--- Start ---

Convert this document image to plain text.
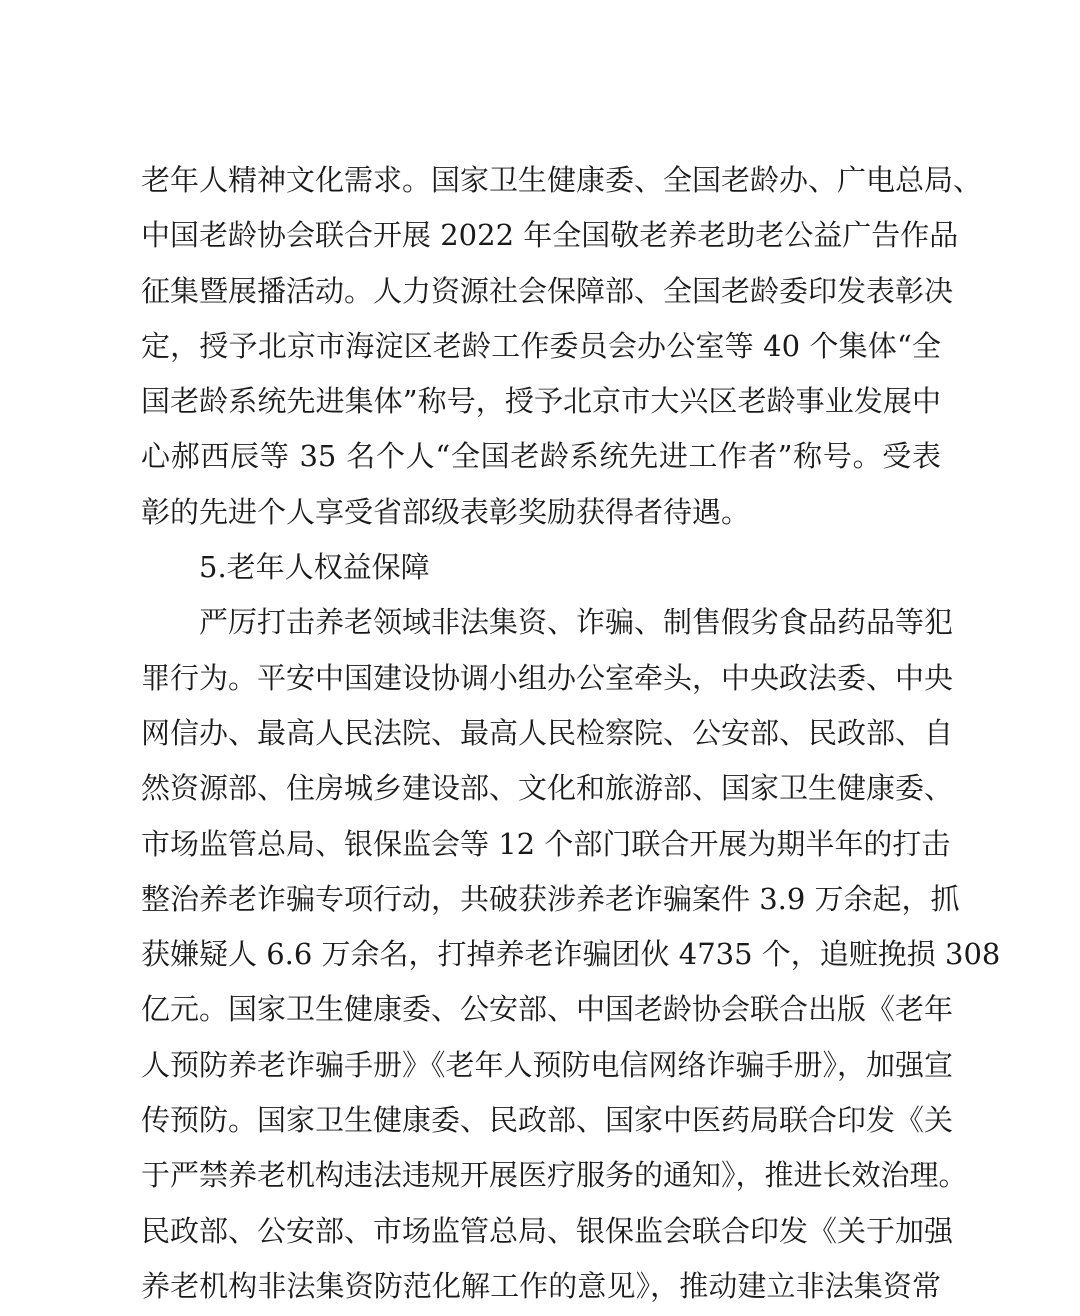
老年人精神文化需求。国家卫生健康委、全国老龄办、广电总局、
中国老龄协会联合开展 2022 年全国敬老养老助老公益广告作品
征集暨展播活动。人力资源社会保障部、全国老龄委印发表彰决
定，授予北京市海淀区老龄工作委员会办公室等 40 个集体“全
国老龄系统先进集体”称号，授予北京市大兴区老龄事业发展中
心郝西辰等 35 名个人“全国老龄系统先进工作者”称号。受表
彰的先进个人享受省部级表彰奖励获得者待遇。
5.老年人权益保障
严厉打击养老领域非法集资、诈骗、制售假劣食品药品等犯
罪行为。平安中国建设协调小组办公室牵头，中央政法委、中央
网信办、最高人民法院、最高人民检察院、公安部、民政部、自
然资源部、住房城乡建设部、文化和旅游部、国家卫生健康委、
市场监管总局、银保监会等 12 个部门联合开展为期半年的打击
整治养老诈骗专项行动，共破获涉养老诈骗案件 3.9 万余起，抓
获嫌疑人 6.6 万余名，打掉养老诈骗团伙 4735 个，追赃挽损 308
亿元。国家卫生健康委、公安部、中国老龄协会联合出版《老年
人预防养老诈骗手册》《老年人预防电信网络诈骗手册》，加强宣
传预防。国家卫生健康委、民政部、国家中医药局联合印发《关
于严禁养老机构违法违规开展医疗服务的通知》，推进长效治理。
民政部、公安部、市场监管总局、银保监会联合印发《关于加强
养老机构非法集资防范化解工作的意见》，推动建立非法集资常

--- End ---

#### Aim of the task
Write only the number of lines that include "市场监管总局".

#### Answer for the task
2